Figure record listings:
━━━━━━━━━━━━━━━━━━━━━━━━━━━━━━
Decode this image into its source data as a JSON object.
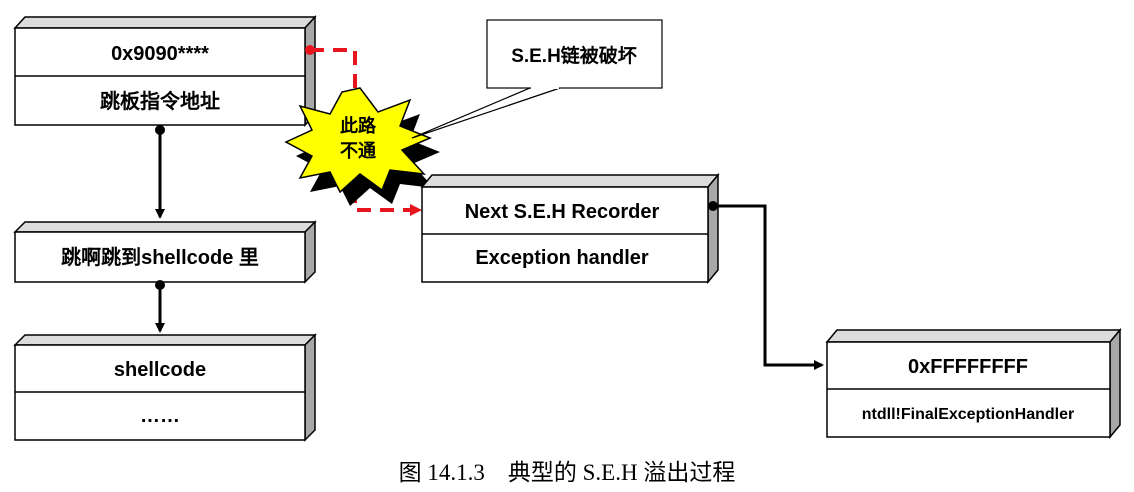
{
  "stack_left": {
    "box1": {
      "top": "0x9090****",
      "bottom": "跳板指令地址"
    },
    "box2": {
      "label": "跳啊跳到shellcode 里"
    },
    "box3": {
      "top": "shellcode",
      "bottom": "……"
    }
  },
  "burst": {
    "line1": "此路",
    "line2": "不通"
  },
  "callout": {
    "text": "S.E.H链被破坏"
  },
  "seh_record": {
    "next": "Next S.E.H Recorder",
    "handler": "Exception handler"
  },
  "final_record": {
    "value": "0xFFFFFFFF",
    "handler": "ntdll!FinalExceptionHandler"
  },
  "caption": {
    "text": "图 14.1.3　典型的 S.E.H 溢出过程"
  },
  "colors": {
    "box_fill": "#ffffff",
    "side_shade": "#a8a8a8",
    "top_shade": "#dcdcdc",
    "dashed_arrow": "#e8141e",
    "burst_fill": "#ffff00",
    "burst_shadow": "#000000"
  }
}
━━━━━━━━━━━━━━━━━━━━━━━━━━━━━━
Find each line holding the word "text" and copy it.

ANSWER IN FULL:
    "text": "S.E.H链被破坏"
    "text": "图 14.1.3　典型的 S.E.H 溢出过程"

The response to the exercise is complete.